◆ Task prompt ◆
Would you return the complete listing below word for word?

(Part of a data file)
= = = =

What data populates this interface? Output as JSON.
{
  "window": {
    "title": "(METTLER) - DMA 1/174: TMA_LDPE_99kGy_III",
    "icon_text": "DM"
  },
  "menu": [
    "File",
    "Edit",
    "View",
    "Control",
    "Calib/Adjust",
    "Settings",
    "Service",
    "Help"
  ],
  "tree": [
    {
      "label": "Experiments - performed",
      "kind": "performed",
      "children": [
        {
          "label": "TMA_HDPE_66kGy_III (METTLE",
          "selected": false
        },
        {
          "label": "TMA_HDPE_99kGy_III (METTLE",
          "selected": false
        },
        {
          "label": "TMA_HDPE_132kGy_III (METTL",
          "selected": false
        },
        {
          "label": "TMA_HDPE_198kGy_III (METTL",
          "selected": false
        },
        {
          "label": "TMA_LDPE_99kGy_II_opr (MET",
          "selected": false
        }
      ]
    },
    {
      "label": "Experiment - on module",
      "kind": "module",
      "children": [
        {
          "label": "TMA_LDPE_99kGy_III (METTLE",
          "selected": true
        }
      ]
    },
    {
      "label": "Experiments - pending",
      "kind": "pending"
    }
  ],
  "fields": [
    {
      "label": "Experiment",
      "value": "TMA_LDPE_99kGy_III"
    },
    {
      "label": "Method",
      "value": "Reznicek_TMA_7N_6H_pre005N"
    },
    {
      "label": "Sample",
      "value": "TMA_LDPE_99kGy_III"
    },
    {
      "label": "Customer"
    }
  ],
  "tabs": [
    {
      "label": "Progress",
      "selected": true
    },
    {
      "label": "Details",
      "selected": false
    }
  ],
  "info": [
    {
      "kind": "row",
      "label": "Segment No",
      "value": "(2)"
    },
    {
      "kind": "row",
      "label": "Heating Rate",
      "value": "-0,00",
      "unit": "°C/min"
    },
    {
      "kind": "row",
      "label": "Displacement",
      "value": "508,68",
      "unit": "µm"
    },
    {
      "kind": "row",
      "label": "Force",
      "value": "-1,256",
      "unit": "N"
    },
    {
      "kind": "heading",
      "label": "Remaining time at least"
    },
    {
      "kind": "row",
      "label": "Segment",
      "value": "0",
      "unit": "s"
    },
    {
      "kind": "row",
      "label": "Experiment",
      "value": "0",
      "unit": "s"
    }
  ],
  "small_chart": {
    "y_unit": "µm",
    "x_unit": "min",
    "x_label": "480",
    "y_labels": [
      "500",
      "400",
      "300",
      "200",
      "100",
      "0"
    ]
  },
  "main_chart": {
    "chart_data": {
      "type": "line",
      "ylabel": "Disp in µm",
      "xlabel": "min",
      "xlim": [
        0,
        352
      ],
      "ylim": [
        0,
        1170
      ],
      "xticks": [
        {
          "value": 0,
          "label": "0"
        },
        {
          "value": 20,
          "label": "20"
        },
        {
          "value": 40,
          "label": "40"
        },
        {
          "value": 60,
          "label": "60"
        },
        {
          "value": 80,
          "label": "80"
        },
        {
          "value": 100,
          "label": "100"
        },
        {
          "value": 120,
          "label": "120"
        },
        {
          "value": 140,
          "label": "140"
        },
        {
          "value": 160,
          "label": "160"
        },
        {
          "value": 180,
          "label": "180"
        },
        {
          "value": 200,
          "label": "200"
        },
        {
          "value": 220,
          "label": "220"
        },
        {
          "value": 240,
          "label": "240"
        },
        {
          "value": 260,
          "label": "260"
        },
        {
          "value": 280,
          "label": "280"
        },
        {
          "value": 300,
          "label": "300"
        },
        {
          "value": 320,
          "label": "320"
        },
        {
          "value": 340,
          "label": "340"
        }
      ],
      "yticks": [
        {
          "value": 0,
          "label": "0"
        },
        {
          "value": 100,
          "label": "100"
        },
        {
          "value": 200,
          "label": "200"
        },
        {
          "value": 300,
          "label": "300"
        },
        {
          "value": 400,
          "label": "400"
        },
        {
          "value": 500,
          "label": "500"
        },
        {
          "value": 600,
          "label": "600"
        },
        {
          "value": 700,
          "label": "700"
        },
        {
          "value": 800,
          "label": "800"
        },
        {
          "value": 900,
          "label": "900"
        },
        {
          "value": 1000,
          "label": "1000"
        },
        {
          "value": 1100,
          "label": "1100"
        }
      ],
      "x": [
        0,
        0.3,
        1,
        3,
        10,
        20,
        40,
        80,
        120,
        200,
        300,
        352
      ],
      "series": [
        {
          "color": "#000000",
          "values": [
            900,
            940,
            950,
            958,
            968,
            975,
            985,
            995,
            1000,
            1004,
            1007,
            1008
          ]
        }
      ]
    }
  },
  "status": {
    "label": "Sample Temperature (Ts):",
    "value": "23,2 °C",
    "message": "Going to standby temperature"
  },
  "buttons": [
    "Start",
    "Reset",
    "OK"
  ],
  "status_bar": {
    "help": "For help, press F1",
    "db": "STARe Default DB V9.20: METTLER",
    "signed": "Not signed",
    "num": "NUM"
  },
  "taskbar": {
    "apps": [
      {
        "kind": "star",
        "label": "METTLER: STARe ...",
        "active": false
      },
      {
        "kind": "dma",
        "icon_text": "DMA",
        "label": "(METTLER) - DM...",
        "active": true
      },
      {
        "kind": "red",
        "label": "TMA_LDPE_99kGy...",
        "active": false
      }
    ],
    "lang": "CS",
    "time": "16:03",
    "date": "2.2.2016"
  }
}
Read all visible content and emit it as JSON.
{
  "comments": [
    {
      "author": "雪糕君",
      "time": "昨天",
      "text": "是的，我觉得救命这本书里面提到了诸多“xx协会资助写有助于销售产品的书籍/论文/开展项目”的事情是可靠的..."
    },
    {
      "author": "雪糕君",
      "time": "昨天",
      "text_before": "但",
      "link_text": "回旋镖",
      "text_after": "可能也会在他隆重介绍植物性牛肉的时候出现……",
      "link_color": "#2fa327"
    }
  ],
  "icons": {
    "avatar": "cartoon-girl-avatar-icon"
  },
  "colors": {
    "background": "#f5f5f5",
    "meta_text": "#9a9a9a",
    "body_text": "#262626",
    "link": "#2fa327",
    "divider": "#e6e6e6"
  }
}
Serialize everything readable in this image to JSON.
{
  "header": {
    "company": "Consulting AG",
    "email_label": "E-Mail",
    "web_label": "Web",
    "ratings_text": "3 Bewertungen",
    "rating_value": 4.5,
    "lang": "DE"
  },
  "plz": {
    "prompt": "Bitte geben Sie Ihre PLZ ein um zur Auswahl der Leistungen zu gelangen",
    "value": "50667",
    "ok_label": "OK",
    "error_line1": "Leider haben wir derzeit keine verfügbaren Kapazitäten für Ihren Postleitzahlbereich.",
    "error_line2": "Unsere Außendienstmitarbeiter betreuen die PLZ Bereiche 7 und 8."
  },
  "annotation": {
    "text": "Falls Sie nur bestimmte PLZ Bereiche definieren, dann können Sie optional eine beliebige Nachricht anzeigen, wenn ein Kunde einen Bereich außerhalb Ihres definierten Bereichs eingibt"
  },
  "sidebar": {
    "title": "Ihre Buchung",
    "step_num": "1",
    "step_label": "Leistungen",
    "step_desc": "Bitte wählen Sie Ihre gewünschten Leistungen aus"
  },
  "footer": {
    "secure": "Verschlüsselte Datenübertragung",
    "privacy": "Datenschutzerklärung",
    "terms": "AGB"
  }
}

= = = =

◆ Task output ◆
What data populates this interface? Output as JSON.
{
  "window": {
    "title": "(METTLER) - DMA 1/174: TMA_LDPE_99kGy_III",
    "icon_text": "DM"
  },
  "menu": [
    "File",
    "Edit",
    "View",
    "Control",
    "Calib/Adjust",
    "Settings",
    "Service",
    "Help"
  ],
  "tree": [
    {
      "label": "Experiments - performed",
      "kind": "performed",
      "children": [
        {
          "label": "TMA_HDPE_66kGy_III (METTLE",
          "selected": false
        },
        {
          "label": "TMA_HDPE_99kGy_III (METTLE",
          "selected": false
        },
        {
          "label": "TMA_HDPE_132kGy_III (METTL",
          "selected": false
        },
        {
          "label": "TMA_HDPE_198kGy_III (METTL",
          "selected": false
        },
        {
          "label": "TMA_LDPE_99kGy_II_opr (MET",
          "selected": false
        }
      ]
    },
    {
      "label": "Experiment - on module",
      "kind": "module",
      "children": [
        {
          "label": "TMA_LDPE_99kGy_III (METTLE",
          "selected": true
        }
      ]
    },
    {
      "label": "Experiments - pending",
      "kind": "pending"
    }
  ],
  "fields": [
    {
      "label": "Experiment",
      "value": "TMA_LDPE_99kGy_III"
    },
    {
      "label": "Method",
      "value": "Reznicek_TMA_7N_6H_pre005N"
    },
    {
      "label": "Sample",
      "value": "TMA_LDPE_99kGy_III"
    },
    {
      "label": "Customer"
    }
  ],
  "tabs": [
    {
      "label": "Progress",
      "selected": true
    },
    {
      "label": "Details",
      "selected": false
    }
  ],
  "info": [
    {
      "kind": "row",
      "label": "Segment No",
      "value": "(2)"
    },
    {
      "kind": "row",
      "label": "Heating Rate",
      "value": "-0,00",
      "unit": "°C/min"
    },
    {
      "kind": "row",
      "label": "Displacement",
      "value": "508,68",
      "unit": "µm"
    },
    {
      "kind": "row",
      "label": "Force",
      "value": "-1,256",
      "unit": "N"
    },
    {
      "kind": "heading",
      "label": "Remaining time at least"
    },
    {
      "kind": "row",
      "label": "Segment",
      "value": "0",
      "unit": "s"
    },
    {
      "kind": "row",
      "label": "Experiment",
      "value": "0",
      "unit": "s"
    }
  ],
  "small_chart": {
    "y_unit": "µm",
    "x_unit": "min",
    "x_label": "480",
    "y_labels": [
      "500",
      "400",
      "300",
      "200",
      "100",
      "0"
    ]
  },
  "main_chart": {
    "chart_data": {
      "type": "line",
      "ylabel": "Disp in µm",
      "xlabel": "min",
      "xlim": [
        0,
        352
      ],
      "ylim": [
        0,
        1170
      ],
      "xticks": [
        {
          "value": 0,
          "label": "0"
        },
        {
          "value": 20,
          "label": "20"
        },
        {
          "value": 40,
          "label": "40"
        },
        {
          "value": 60,
          "label": "60"
        },
        {
          "value": 80,
          "label": "80"
        },
        {
          "value": 100,
          "label": "100"
        },
        {
          "value": 120,
          "label": "120"
        },
        {
          "value": 140,
          "label": "140"
        },
        {
          "value": 160,
          "label": "160"
        },
        {
          "value": 180,
          "label": "180"
        },
        {
          "value": 200,
          "label": "200"
        },
        {
          "value": 220,
          "label": "220"
        },
        {
          "value": 240,
          "label": "240"
        },
        {
          "value": 260,
          "label": "260"
        },
        {
          "value": 280,
          "label": "280"
        },
        {
          "value": 300,
          "label": "300"
        },
        {
          "value": 320,
          "label": "320"
        },
        {
          "value": 340,
          "label": "340"
        }
      ],
      "yticks": [
        {
          "value": 0,
          "label": "0"
        },
        {
          "value": 100,
          "label": "100"
        },
        {
          "value": 200,
          "label": "200"
        },
        {
          "value": 300,
          "label": "300"
        },
        {
          "value": 400,
          "label": "400"
        },
        {
          "value": 500,
          "label": "500"
        },
        {
          "value": 600,
          "label": "600"
        },
        {
          "value": 700,
          "label": "700"
        },
        {
          "value": 800,
          "label": "800"
        },
        {
          "value": 900,
          "label": "900"
        },
        {
          "value": 1000,
          "label": "1000"
        },
        {
          "value": 1100,
          "label": "1100"
        }
      ],
      "x": [
        0,
        0.3,
        1,
        3,
        10,
        20,
        40,
        80,
        120,
        200,
        300,
        352
      ],
      "series": [
        {
          "color": "#000000",
          "values": [
            900,
            940,
            950,
            958,
            968,
            975,
            985,
            995,
            1000,
            1004,
            1007,
            1008
          ]
        }
      ]
    }
  },
  "status": {
    "label": "Sample Temperature (Ts):",
    "value": "23,2 °C",
    "message": "Going to standby temperature"
  },
  "buttons": [
    "Start",
    "Reset",
    "OK"
  ],
  "status_bar": {
    "help": "For help, press F1",
    "db": "STARe Default DB V9.20: METTLER",
    "signed": "Not signed",
    "num": "NUM"
  },
  "taskbar": {
    "apps": [
      {
        "kind": "star",
        "label": "METTLER: STARe ...",
        "active": false
      },
      {
        "kind": "dma",
        "icon_text": "DMA",
        "label": "(METTLER) - DM...",
        "active": true
      },
      {
        "kind": "red",
        "label": "TMA_LDPE_99kGy...",
        "active": false
      }
    ],
    "lang": "CS",
    "time": "16:03",
    "date": "2.2.2016"
  }
}
Read all visible content and emit it as JSON.
{
  "comments": [
    {
      "author": "雪糕君",
      "time": "昨天",
      "text": "是的，我觉得救命这本书里面提到了诸多“xx协会资助写有助于销售产品的书籍/论文/开展项目”的事情是可靠的..."
    },
    {
      "author": "雪糕君",
      "time": "昨天",
      "text_before": "但",
      "link_text": "回旋镖",
      "text_after": "可能也会在他隆重介绍植物性牛肉的时候出现……",
      "link_color": "#2fa327"
    }
  ],
  "icons": {
    "avatar": "cartoon-girl-avatar-icon"
  },
  "colors": {
    "background": "#f5f5f5",
    "meta_text": "#9a9a9a",
    "body_text": "#262626",
    "link": "#2fa327",
    "divider": "#e6e6e6"
  }
}
Serialize everything readable in this image to JSON.
{
  "header": {
    "company": "Consulting AG",
    "email_label": "E-Mail",
    "web_label": "Web",
    "ratings_text": "3 Bewertungen",
    "rating_value": 4.5,
    "lang": "DE"
  },
  "plz": {
    "prompt": "Bitte geben Sie Ihre PLZ ein um zur Auswahl der Leistungen zu gelangen",
    "value": "50667",
    "ok_label": "OK",
    "error_line1": "Leider haben wir derzeit keine verfügbaren Kapazitäten für Ihren Postleitzahlbereich.",
    "error_line2": "Unsere Außendienstmitarbeiter betreuen die PLZ Bereiche 7 und 8."
  },
  "annotation": {
    "text": "Falls Sie nur bestimmte PLZ Bereiche definieren, dann können Sie optional eine beliebige Nachricht anzeigen, wenn ein Kunde einen Bereich außerhalb Ihres definierten Bereichs eingibt"
  },
  "sidebar": {
    "title": "Ihre Buchung",
    "step_num": "1",
    "step_label": "Leistungen",
    "step_desc": "Bitte wählen Sie Ihre gewünschten Leistungen aus"
  },
  "footer": {
    "secure": "Verschlüsselte Datenübertragung",
    "privacy": "Datenschutzerklärung",
    "terms": "AGB"
  }
}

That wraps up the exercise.